--- RECORDS FOR THIS TASK ---
----------------------------------------

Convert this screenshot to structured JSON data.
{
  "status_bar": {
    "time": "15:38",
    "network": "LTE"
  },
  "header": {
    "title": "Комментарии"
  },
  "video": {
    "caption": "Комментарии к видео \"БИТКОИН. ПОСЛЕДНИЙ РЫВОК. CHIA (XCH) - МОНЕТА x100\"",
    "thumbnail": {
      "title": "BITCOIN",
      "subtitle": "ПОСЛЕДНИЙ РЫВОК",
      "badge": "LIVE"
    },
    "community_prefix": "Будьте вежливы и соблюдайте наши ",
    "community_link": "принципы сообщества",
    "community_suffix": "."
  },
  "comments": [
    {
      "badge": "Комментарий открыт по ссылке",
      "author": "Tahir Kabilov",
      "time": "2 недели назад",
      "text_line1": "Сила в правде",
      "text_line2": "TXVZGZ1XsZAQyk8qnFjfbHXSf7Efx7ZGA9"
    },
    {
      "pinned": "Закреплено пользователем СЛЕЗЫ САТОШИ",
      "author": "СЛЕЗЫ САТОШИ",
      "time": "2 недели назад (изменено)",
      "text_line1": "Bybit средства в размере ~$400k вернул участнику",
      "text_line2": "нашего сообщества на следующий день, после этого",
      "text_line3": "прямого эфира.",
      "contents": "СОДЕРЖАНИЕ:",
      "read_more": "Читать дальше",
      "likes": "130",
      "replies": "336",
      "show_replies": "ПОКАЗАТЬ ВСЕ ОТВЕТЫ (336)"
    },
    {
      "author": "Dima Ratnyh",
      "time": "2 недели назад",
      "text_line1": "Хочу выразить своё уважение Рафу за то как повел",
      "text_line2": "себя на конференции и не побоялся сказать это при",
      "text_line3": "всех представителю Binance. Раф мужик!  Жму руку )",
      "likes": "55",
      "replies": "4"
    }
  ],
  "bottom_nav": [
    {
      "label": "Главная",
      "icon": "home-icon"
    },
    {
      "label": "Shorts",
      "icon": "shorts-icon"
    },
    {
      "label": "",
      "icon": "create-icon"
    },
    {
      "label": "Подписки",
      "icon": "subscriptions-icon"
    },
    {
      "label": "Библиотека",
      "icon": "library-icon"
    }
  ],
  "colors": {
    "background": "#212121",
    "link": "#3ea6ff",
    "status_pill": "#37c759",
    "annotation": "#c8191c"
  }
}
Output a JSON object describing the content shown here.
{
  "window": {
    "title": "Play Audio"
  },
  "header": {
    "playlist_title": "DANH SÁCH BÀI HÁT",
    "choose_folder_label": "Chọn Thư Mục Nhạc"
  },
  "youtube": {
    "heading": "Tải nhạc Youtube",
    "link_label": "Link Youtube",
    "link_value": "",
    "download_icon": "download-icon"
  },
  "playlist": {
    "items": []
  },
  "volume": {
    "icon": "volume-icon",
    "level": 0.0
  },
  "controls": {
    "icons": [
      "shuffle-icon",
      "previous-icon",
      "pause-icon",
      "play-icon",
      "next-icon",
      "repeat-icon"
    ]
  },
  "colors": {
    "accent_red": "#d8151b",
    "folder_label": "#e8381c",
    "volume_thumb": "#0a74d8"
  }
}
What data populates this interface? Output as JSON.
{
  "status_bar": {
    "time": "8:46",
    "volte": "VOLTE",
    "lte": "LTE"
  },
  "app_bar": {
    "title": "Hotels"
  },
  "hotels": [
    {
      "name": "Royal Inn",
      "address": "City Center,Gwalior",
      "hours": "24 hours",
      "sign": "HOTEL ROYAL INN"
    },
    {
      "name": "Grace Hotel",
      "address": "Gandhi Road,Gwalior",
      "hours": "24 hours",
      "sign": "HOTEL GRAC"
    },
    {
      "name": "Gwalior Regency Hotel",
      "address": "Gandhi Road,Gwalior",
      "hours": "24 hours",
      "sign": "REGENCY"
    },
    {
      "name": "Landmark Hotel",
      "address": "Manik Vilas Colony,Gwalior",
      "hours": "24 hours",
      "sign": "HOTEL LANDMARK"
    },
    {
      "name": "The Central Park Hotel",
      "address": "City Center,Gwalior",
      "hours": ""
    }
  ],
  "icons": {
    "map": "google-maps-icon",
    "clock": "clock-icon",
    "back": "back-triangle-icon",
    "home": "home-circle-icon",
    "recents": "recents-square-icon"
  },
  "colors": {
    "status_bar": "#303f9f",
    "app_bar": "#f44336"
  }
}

----------------------------------------

--- EXERCISE PROMPT ---
The word "home" may appear on some lines. Report how many lines hold it, giving the number alone.

--- CORRECT RESPONSE ---
2